*Exercise description:*
Every record below should be printed exactly as given.
◇ ◇ ◇
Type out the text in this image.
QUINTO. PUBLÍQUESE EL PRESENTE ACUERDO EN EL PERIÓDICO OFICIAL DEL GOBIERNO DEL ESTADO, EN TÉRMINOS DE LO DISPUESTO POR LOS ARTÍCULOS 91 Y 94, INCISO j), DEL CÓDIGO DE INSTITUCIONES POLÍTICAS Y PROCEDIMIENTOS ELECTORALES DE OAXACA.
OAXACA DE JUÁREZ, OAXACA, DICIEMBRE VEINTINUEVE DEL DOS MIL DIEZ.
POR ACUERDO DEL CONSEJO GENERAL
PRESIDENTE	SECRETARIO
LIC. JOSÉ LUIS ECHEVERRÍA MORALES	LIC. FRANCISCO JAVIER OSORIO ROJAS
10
◇ ◇ ◇
*Answer to this problem:*
Type out the text in this image.
QUINTO. PUBLÍQUESE EL PRESENTE ACUERDO EN EL PERIÓDICO OFICIAL DEL GOBIERNO DEL ESTADO, EN TÉRMINOS DE LO DISPUESTO POR LOS ARTÍCULOS 91 Y 94, INCISO j), DEL CÓDIGO DE INSTITUCIONES POLÍTICAS Y PROCEDIMIENTOS ELECTORALES DE OAXACA.
OAXACA DE JUÁREZ, OAXACA, DICIEMBRE VEINTINUEVE DEL DOS MIL DIEZ.
POR ACUERDO DEL CONSEJO GENERAL
PRESIDENTE	SECRETARIO
LIC. JOSÉ LUIS ECHEVERRÍA MORALES	LIC. FRANCISCO JAVIER OSORIO ROJAS
10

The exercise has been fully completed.